AIM:
Return all of the lines below exactly as they are.

DATASET CONTENT:
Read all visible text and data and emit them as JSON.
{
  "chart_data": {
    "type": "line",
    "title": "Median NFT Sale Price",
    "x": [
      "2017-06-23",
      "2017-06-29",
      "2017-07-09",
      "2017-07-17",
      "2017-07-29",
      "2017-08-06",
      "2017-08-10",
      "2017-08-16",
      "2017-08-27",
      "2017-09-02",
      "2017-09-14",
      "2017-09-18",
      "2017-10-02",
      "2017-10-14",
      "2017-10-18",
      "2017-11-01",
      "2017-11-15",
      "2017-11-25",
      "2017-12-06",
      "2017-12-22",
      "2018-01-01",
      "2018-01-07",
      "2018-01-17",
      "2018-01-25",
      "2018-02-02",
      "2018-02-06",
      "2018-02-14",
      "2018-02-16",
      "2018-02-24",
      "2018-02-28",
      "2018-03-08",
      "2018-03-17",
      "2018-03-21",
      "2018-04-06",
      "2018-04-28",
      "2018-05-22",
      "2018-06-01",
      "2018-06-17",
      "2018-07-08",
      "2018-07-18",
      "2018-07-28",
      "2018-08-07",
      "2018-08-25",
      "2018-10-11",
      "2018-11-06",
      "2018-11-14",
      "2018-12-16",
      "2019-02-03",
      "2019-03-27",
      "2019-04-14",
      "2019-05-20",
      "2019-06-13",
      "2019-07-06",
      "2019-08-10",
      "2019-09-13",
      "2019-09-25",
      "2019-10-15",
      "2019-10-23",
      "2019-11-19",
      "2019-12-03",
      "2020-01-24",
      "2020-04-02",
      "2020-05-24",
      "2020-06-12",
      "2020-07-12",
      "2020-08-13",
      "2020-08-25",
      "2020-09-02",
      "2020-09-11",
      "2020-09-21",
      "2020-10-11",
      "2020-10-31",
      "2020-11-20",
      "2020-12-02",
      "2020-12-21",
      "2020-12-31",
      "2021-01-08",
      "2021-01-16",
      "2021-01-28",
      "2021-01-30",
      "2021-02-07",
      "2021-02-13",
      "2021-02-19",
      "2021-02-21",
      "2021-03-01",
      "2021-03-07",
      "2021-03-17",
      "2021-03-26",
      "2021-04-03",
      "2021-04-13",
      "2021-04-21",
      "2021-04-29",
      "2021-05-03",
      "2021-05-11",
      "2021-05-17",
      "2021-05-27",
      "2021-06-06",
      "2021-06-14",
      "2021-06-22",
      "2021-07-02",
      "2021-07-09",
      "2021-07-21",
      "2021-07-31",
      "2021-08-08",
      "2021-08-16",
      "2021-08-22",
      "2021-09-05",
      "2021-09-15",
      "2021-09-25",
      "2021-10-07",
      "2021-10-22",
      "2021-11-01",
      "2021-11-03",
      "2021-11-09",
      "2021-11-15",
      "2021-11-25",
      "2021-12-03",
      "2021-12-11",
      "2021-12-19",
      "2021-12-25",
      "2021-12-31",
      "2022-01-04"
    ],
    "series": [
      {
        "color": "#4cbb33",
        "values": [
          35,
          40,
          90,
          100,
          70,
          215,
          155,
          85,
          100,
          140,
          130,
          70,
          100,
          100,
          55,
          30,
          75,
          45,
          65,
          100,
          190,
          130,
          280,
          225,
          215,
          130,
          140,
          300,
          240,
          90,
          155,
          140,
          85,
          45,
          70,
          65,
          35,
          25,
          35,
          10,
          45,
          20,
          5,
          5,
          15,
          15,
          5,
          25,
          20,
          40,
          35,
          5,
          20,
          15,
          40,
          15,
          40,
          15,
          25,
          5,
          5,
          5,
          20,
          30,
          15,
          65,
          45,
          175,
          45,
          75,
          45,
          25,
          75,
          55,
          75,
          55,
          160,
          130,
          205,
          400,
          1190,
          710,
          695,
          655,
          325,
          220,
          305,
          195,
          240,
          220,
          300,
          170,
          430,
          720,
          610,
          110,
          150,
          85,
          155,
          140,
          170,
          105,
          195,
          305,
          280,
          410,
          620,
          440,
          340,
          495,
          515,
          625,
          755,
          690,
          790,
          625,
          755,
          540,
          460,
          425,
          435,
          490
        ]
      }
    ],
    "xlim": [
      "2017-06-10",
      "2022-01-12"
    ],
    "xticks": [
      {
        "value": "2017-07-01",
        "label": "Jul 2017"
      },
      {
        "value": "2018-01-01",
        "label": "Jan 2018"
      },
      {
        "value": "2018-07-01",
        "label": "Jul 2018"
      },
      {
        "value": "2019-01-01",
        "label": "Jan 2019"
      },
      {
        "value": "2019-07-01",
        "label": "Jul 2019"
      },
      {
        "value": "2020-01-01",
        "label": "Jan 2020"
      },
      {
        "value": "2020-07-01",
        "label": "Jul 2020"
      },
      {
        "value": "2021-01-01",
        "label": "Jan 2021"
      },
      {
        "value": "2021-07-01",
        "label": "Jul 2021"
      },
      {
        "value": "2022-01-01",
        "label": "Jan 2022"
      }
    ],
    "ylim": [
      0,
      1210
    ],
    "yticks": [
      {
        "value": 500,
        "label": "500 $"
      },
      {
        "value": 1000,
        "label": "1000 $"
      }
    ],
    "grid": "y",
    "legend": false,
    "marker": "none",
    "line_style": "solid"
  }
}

WRITTEN SOLUTION:
Read all visible text and data and emit them as JSON.
{
  "chart_data": {
    "type": "line",
    "title": "Median NFT Sale Price",
    "x": [
      "2017-06-23",
      "2017-06-29",
      "2017-07-09",
      "2017-07-17",
      "2017-07-29",
      "2017-08-06",
      "2017-08-10",
      "2017-08-16",
      "2017-08-27",
      "2017-09-02",
      "2017-09-14",
      "2017-09-18",
      "2017-10-02",
      "2017-10-14",
      "2017-10-18",
      "2017-11-01",
      "2017-11-15",
      "2017-11-25",
      "2017-12-06",
      "2017-12-22",
      "2018-01-01",
      "2018-01-07",
      "2018-01-17",
      "2018-01-25",
      "2018-02-02",
      "2018-02-06",
      "2018-02-14",
      "2018-02-16",
      "2018-02-24",
      "2018-02-28",
      "2018-03-08",
      "2018-03-17",
      "2018-03-21",
      "2018-04-06",
      "2018-04-28",
      "2018-05-22",
      "2018-06-01",
      "2018-06-17",
      "2018-07-08",
      "2018-07-18",
      "2018-07-28",
      "2018-08-07",
      "2018-08-25",
      "2018-10-11",
      "2018-11-06",
      "2018-11-14",
      "2018-12-16",
      "2019-02-03",
      "2019-03-27",
      "2019-04-14",
      "2019-05-20",
      "2019-06-13",
      "2019-07-06",
      "2019-08-10",
      "2019-09-13",
      "2019-09-25",
      "2019-10-15",
      "2019-10-23",
      "2019-11-19",
      "2019-12-03",
      "2020-01-24",
      "2020-04-02",
      "2020-05-24",
      "2020-06-12",
      "2020-07-12",
      "2020-08-13",
      "2020-08-25",
      "2020-09-02",
      "2020-09-11",
      "2020-09-21",
      "2020-10-11",
      "2020-10-31",
      "2020-11-20",
      "2020-12-02",
      "2020-12-21",
      "2020-12-31",
      "2021-01-08",
      "2021-01-16",
      "2021-01-28",
      "2021-01-30",
      "2021-02-07",
      "2021-02-13",
      "2021-02-19",
      "2021-02-21",
      "2021-03-01",
      "2021-03-07",
      "2021-03-17",
      "2021-03-26",
      "2021-04-03",
      "2021-04-13",
      "2021-04-21",
      "2021-04-29",
      "2021-05-03",
      "2021-05-11",
      "2021-05-17",
      "2021-05-27",
      "2021-06-06",
      "2021-06-14",
      "2021-06-22",
      "2021-07-02",
      "2021-07-09",
      "2021-07-21",
      "2021-07-31",
      "2021-08-08",
      "2021-08-16",
      "2021-08-22",
      "2021-09-05",
      "2021-09-15",
      "2021-09-25",
      "2021-10-07",
      "2021-10-22",
      "2021-11-01",
      "2021-11-03",
      "2021-11-09",
      "2021-11-15",
      "2021-11-25",
      "2021-12-03",
      "2021-12-11",
      "2021-12-19",
      "2021-12-25",
      "2021-12-31",
      "2022-01-04"
    ],
    "series": [
      {
        "color": "#4cbb33",
        "values": [
          35,
          40,
          90,
          100,
          70,
          215,
          155,
          85,
          100,
          140,
          130,
          70,
          100,
          100,
          55,
          30,
          75,
          45,
          65,
          100,
          190,
          130,
          280,
          225,
          215,
          130,
          140,
          300,
          240,
          90,
          155,
          140,
          85,
          45,
          70,
          65,
          35,
          25,
          35,
          10,
          45,
          20,
          5,
          5,
          15,
          15,
          5,
          25,
          20,
          40,
          35,
          5,
          20,
          15,
          40,
          15,
          40,
          15,
          25,
          5,
          5,
          5,
          20,
          30,
          15,
          65,
          45,
          175,
          45,
          75,
          45,
          25,
          75,
          55,
          75,
          55,
          160,
          130,
          205,
          400,
          1190,
          710,
          695,
          655,
          325,
          220,
          305,
          195,
          240,
          220,
          300,
          170,
          430,
          720,
          610,
          110,
          150,
          85,
          155,
          140,
          170,
          105,
          195,
          305,
          280,
          410,
          620,
          440,
          340,
          495,
          515,
          625,
          755,
          690,
          790,
          625,
          755,
          540,
          460,
          425,
          435,
          490
        ]
      }
    ],
    "xlim": [
      "2017-06-10",
      "2022-01-12"
    ],
    "xticks": [
      {
        "value": "2017-07-01",
        "label": "Jul 2017"
      },
      {
        "value": "2018-01-01",
        "label": "Jan 2018"
      },
      {
        "value": "2018-07-01",
        "label": "Jul 2018"
      },
      {
        "value": "2019-01-01",
        "label": "Jan 2019"
      },
      {
        "value": "2019-07-01",
        "label": "Jul 2019"
      },
      {
        "value": "2020-01-01",
        "label": "Jan 2020"
      },
      {
        "value": "2020-07-01",
        "label": "Jul 2020"
      },
      {
        "value": "2021-01-01",
        "label": "Jan 2021"
      },
      {
        "value": "2021-07-01",
        "label": "Jul 2021"
      },
      {
        "value": "2022-01-01",
        "label": "Jan 2022"
      }
    ],
    "ylim": [
      0,
      1210
    ],
    "yticks": [
      {
        "value": 500,
        "label": "500 $"
      },
      {
        "value": 1000,
        "label": "1000 $"
      }
    ],
    "grid": "y",
    "legend": false,
    "marker": "none",
    "line_style": "solid"
  }
}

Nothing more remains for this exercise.